Each line that holds the word "true" counts once; report the total and nothing else.

▸ Task data:

┄┄┄┄┄┄

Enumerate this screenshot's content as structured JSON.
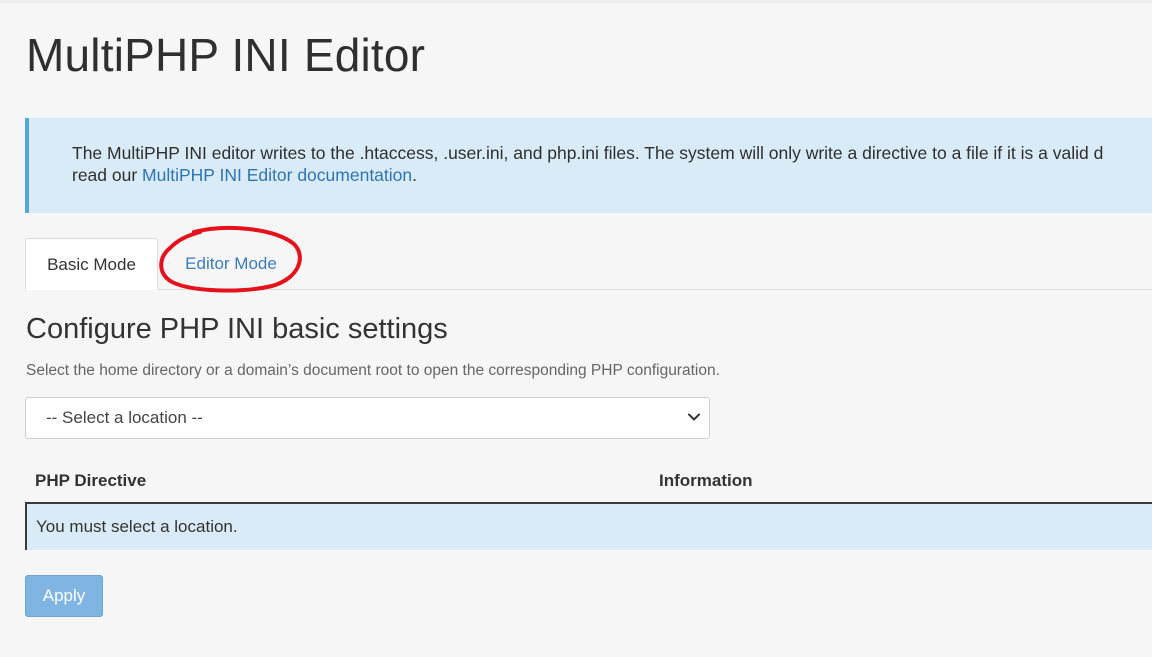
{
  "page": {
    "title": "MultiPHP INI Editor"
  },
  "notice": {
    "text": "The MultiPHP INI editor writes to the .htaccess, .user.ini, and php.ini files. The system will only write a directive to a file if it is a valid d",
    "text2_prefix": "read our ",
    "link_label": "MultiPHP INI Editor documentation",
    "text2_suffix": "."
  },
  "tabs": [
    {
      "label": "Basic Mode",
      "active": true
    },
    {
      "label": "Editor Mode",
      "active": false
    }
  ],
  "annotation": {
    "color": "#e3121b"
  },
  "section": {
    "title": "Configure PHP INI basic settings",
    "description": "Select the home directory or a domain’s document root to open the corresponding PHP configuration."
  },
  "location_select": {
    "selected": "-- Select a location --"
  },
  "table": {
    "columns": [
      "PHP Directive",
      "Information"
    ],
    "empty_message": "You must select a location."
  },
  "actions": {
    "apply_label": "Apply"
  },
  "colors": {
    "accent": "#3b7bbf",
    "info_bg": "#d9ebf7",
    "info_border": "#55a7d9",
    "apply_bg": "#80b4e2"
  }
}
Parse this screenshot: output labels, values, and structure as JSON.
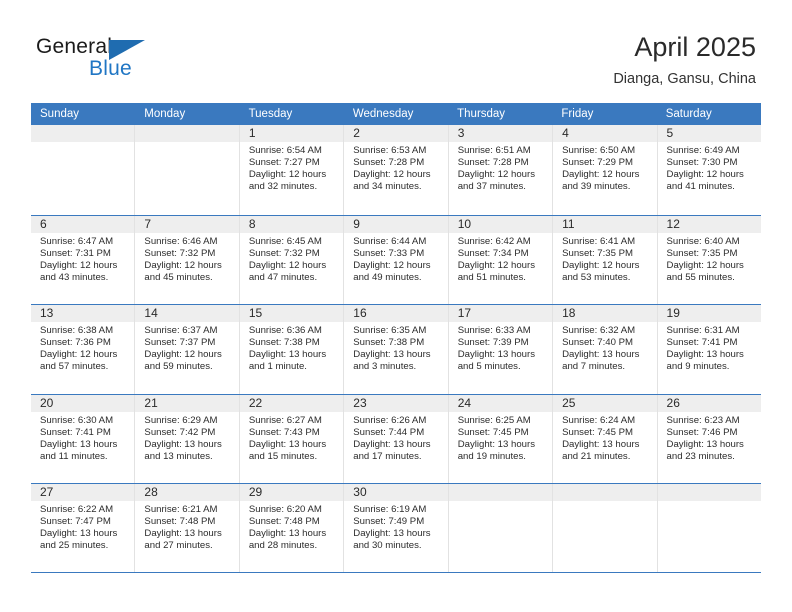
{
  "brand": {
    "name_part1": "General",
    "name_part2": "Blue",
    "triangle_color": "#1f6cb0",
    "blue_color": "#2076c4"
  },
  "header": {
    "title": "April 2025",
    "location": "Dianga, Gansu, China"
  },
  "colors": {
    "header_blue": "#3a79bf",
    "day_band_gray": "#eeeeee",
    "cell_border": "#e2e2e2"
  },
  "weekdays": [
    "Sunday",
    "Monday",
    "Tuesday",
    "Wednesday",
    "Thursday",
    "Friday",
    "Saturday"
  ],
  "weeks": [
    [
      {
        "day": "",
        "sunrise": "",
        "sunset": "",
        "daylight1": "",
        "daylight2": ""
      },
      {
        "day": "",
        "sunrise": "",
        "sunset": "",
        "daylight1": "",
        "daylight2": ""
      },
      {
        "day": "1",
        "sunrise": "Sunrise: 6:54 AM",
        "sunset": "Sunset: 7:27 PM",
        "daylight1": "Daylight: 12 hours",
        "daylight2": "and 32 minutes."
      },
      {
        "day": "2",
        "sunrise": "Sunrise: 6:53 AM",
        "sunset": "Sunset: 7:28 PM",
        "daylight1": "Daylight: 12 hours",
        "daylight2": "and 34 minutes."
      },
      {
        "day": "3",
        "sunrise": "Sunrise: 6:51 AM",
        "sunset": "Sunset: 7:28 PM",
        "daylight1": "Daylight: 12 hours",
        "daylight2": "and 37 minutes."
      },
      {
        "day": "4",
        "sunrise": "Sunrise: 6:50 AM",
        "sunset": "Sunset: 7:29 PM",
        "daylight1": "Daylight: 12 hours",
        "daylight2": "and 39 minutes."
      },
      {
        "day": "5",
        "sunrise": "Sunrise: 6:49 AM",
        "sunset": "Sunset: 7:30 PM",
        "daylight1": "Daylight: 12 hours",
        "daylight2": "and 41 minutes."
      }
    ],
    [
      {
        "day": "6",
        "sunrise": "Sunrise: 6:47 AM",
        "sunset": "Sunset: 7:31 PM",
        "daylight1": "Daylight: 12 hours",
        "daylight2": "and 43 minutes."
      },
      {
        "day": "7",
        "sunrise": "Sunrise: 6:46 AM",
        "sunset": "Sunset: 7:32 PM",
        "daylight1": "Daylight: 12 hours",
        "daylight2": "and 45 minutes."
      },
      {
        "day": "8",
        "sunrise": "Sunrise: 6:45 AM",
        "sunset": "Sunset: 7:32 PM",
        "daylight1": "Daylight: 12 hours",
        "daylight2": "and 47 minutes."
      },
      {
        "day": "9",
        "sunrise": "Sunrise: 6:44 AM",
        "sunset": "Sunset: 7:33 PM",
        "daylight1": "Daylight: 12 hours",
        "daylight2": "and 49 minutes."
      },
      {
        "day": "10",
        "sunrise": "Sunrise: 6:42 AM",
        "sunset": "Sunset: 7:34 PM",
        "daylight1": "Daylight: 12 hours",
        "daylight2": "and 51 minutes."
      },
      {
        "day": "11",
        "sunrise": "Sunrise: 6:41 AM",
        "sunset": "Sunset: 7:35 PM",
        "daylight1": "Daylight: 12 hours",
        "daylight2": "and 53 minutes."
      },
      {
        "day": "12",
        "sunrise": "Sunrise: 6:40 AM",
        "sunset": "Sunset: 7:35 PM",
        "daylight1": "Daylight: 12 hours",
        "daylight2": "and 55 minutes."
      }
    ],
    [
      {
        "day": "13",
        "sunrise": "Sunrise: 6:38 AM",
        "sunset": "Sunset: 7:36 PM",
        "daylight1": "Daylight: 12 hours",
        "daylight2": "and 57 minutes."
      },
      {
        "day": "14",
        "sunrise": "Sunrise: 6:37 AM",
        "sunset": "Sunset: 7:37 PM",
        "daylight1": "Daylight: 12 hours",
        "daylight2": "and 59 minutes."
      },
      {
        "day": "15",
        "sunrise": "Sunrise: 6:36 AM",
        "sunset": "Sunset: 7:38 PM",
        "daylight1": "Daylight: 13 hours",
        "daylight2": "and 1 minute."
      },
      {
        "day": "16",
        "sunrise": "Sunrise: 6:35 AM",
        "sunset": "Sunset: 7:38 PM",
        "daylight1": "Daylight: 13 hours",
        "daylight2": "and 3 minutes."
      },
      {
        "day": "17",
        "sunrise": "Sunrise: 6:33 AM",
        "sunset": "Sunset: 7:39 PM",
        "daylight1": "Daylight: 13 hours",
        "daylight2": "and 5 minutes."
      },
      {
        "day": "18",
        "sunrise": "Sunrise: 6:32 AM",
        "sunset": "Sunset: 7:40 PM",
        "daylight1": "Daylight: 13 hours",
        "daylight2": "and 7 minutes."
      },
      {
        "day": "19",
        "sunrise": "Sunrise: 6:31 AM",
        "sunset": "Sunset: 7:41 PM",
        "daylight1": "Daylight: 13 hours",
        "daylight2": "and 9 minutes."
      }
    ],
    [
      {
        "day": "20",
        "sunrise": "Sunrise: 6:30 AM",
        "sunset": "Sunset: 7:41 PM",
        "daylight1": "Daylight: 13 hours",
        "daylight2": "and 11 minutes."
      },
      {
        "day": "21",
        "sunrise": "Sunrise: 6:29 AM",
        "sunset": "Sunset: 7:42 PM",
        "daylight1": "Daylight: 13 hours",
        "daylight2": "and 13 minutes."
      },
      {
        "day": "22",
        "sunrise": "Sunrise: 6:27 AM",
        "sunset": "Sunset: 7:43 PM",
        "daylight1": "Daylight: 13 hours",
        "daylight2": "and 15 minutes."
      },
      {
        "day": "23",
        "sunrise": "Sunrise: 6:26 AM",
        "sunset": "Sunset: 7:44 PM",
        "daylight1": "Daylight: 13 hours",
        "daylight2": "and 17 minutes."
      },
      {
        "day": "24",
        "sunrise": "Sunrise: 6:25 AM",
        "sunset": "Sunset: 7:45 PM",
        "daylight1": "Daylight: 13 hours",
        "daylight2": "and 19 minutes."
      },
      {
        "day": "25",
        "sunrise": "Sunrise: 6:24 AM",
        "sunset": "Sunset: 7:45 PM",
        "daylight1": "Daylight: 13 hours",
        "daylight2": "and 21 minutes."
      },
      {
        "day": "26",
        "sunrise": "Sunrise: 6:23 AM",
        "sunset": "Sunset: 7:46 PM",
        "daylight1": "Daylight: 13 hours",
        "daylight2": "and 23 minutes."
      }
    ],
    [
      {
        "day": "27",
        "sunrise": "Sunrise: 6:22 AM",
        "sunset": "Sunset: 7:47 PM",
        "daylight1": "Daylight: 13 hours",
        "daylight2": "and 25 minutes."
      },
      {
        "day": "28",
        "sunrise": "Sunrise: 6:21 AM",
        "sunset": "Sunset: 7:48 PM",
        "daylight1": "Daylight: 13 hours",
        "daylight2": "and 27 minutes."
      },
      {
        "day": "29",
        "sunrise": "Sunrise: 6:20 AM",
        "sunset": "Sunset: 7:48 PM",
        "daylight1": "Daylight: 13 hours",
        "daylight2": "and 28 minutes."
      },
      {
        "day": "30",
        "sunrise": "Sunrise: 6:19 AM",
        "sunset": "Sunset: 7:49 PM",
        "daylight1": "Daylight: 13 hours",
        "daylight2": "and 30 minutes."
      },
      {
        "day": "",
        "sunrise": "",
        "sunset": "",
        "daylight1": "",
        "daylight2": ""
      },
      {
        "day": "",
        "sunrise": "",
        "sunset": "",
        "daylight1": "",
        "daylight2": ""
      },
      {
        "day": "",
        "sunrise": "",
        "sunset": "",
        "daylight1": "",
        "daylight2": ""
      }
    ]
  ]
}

┄┄┄┄┄┄

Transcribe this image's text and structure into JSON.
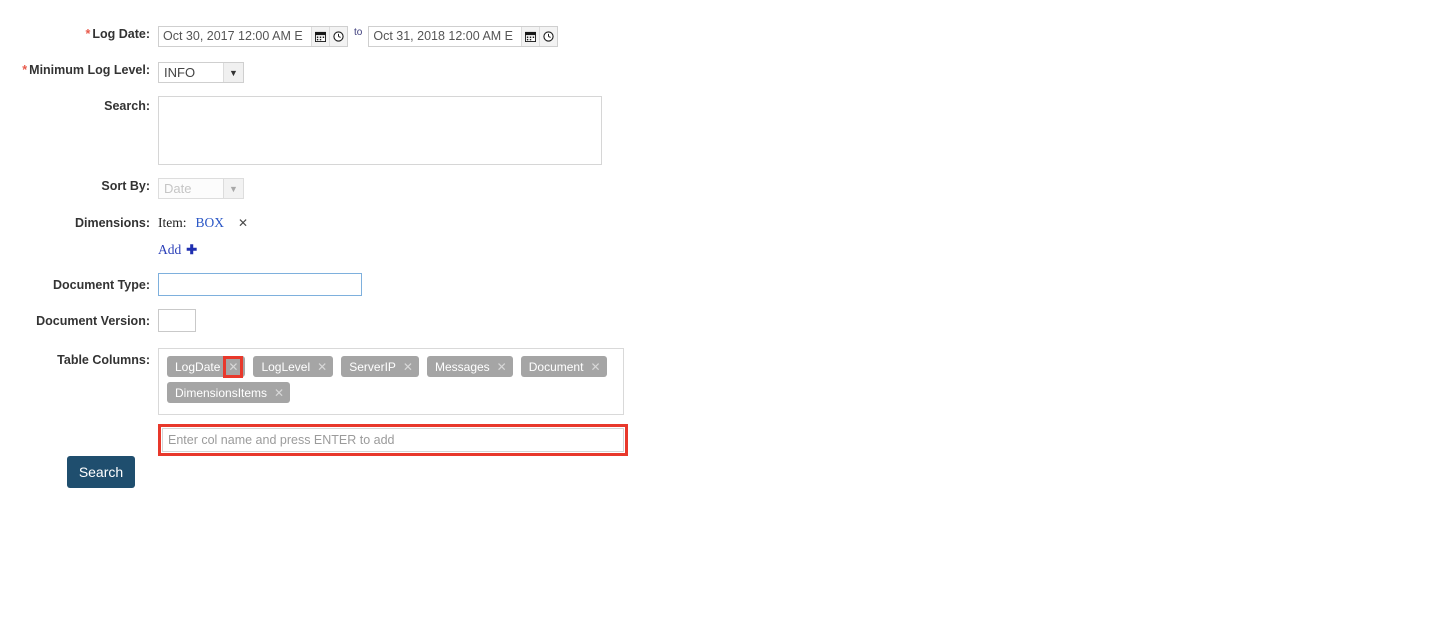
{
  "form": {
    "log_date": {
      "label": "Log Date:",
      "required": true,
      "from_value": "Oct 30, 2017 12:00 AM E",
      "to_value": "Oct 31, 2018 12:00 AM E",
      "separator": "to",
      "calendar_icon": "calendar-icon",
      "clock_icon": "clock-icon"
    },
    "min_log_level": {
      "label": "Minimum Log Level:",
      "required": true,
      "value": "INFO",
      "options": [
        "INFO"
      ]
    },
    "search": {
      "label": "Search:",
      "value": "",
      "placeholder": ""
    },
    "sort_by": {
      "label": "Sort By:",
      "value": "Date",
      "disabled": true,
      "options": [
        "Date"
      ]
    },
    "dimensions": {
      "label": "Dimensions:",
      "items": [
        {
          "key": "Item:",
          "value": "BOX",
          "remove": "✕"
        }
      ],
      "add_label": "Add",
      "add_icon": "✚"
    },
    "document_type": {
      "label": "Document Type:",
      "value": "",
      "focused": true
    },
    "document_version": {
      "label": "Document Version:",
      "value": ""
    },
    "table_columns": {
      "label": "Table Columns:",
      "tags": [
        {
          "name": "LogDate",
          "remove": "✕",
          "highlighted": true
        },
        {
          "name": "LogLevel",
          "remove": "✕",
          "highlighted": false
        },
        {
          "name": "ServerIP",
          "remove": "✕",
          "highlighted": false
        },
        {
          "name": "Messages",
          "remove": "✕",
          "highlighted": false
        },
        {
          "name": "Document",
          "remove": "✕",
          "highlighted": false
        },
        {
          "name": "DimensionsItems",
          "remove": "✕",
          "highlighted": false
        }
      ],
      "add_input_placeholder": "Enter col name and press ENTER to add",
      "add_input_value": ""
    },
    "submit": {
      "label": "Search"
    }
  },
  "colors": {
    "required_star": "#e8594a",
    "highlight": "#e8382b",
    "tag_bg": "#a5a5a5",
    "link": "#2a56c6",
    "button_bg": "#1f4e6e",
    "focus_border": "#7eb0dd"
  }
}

┄┄┄┄┄┄

▸ Exercise output:
6